Description of the task:
Can you reproduce the data beneath, keeping every line exact?

§

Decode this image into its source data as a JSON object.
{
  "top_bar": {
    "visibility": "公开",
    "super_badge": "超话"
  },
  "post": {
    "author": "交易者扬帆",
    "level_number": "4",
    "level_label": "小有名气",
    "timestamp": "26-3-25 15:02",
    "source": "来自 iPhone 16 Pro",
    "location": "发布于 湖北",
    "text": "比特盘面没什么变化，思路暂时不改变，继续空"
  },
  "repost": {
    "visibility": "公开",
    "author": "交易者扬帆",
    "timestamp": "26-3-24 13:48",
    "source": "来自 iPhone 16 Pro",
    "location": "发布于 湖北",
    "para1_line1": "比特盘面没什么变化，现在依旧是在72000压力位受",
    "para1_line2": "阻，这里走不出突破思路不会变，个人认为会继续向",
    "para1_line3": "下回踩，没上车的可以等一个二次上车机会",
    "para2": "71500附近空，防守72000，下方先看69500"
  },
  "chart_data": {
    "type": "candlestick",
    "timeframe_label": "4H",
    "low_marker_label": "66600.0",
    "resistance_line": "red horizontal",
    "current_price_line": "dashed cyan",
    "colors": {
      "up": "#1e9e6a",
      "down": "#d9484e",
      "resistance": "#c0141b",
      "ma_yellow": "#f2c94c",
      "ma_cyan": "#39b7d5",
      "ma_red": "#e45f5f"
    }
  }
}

§

Answer for the task:
Decode this image into its source data as a JSON object.
{
  "top_bar": {
    "visibility": "公开",
    "super_badge": "超话"
  },
  "post": {
    "author": "交易者扬帆",
    "level_number": "4",
    "level_label": "小有名气",
    "timestamp": "26-3-25 15:02",
    "source": "来自 iPhone 16 Pro",
    "location": "发布于 湖北",
    "text": "比特盘面没什么变化，思路暂时不改变，继续空"
  },
  "repost": {
    "visibility": "公开",
    "author": "交易者扬帆",
    "timestamp": "26-3-24 13:48",
    "source": "来自 iPhone 16 Pro",
    "location": "发布于 湖北",
    "para1_line1": "比特盘面没什么变化，现在依旧是在72000压力位受",
    "para1_line2": "阻，这里走不出突破思路不会变，个人认为会继续向",
    "para1_line3": "下回踩，没上车的可以等一个二次上车机会",
    "para2": "71500附近空，防守72000，下方先看69500"
  },
  "chart_data": {
    "type": "candlestick",
    "timeframe_label": "4H",
    "low_marker_label": "66600.0",
    "resistance_line": "red horizontal",
    "current_price_line": "dashed cyan",
    "colors": {
      "up": "#1e9e6a",
      "down": "#d9484e",
      "resistance": "#c0141b",
      "ma_yellow": "#f2c94c",
      "ma_cyan": "#39b7d5",
      "ma_red": "#e45f5f"
    }
  }
}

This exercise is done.